#### Information given
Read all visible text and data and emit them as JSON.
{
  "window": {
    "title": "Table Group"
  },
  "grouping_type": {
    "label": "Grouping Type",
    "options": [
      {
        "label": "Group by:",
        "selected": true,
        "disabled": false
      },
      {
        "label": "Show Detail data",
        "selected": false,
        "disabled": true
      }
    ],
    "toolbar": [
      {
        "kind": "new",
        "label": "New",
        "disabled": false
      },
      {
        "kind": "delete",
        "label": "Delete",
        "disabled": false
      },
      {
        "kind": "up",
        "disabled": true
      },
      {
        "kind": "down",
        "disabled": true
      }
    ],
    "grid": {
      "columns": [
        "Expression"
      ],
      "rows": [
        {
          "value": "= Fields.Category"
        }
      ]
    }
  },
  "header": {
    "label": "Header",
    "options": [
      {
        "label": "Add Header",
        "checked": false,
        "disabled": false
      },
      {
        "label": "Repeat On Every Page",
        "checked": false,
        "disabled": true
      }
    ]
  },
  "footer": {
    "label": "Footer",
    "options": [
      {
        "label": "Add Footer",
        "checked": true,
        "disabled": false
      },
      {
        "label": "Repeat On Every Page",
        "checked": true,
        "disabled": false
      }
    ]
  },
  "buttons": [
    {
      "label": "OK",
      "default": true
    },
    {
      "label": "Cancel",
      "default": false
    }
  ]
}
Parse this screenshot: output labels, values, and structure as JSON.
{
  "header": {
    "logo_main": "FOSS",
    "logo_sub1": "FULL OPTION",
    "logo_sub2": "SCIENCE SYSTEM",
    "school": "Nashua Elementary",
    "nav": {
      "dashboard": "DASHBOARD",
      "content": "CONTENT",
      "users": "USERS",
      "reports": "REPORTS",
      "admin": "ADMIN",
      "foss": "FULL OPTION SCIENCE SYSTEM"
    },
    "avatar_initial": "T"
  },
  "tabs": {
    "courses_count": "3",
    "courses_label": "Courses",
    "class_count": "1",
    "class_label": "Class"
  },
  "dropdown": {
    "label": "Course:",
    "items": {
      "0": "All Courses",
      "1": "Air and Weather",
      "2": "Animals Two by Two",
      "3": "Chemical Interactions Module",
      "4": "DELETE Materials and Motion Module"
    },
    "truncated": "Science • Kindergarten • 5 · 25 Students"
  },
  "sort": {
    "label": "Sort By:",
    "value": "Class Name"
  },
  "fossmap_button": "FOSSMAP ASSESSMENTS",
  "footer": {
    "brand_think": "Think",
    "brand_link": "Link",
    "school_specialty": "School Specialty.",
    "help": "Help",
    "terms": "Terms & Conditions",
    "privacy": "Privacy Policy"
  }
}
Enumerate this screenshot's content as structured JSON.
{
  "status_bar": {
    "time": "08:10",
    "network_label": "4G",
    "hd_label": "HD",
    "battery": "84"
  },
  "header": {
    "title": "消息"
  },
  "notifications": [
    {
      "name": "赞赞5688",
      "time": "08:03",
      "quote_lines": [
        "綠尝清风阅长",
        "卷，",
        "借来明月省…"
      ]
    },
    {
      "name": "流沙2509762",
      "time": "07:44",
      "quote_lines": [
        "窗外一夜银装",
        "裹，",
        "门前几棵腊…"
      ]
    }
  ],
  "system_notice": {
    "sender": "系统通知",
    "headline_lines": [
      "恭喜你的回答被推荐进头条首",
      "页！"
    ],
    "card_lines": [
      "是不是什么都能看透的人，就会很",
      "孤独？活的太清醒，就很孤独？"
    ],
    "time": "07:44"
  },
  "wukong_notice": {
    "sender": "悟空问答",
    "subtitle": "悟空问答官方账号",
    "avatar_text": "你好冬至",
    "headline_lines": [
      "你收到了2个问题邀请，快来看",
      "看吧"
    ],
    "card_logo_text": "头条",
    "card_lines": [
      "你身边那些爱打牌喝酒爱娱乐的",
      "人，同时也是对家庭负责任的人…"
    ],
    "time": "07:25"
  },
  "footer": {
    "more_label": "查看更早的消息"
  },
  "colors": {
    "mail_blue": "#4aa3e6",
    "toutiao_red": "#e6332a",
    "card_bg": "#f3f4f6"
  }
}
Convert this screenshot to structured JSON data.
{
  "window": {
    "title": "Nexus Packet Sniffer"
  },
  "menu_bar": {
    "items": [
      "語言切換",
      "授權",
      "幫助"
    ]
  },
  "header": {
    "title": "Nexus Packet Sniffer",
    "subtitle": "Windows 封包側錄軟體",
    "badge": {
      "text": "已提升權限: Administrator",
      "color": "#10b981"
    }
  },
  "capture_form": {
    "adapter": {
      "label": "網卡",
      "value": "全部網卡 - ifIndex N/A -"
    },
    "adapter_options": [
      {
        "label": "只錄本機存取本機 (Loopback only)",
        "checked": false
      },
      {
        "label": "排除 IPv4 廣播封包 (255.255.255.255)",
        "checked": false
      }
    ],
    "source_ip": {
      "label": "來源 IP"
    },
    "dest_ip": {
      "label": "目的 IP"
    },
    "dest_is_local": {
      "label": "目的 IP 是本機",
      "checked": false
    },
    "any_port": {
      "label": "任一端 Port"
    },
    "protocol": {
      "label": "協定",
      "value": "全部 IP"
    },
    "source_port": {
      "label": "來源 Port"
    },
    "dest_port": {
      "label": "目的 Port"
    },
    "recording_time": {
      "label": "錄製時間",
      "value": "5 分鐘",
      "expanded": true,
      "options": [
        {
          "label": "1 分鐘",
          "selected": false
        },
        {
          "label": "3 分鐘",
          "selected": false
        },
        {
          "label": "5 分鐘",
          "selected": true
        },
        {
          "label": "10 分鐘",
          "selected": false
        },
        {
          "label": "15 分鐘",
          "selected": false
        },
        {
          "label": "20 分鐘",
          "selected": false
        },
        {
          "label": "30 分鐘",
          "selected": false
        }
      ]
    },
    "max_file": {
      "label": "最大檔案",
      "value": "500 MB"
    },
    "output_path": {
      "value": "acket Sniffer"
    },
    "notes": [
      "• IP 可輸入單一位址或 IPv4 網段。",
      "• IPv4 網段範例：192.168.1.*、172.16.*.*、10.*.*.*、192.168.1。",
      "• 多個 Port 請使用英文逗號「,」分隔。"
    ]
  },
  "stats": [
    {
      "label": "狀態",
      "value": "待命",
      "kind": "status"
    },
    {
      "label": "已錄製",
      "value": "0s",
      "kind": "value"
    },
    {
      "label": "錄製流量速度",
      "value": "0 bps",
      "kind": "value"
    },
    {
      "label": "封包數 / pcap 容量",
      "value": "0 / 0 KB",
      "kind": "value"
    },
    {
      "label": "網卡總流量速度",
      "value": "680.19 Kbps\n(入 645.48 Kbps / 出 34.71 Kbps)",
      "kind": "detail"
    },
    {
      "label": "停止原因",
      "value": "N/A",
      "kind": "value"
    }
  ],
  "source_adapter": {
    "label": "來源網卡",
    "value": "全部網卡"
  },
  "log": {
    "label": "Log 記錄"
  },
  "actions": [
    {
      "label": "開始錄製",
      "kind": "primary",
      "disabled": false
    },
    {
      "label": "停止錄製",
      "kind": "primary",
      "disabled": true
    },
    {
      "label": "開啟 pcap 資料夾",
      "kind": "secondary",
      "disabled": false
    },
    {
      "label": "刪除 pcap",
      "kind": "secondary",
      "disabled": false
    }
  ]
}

#### Exercise requirements
Pull out all lines in the data above that include "screenshot".

#### Solution to this problem
Parse this screenshot: output labels, values, and structure as JSON.
Enumerate this screenshot's content as structured JSON.
Convert this screenshot to structured JSON data.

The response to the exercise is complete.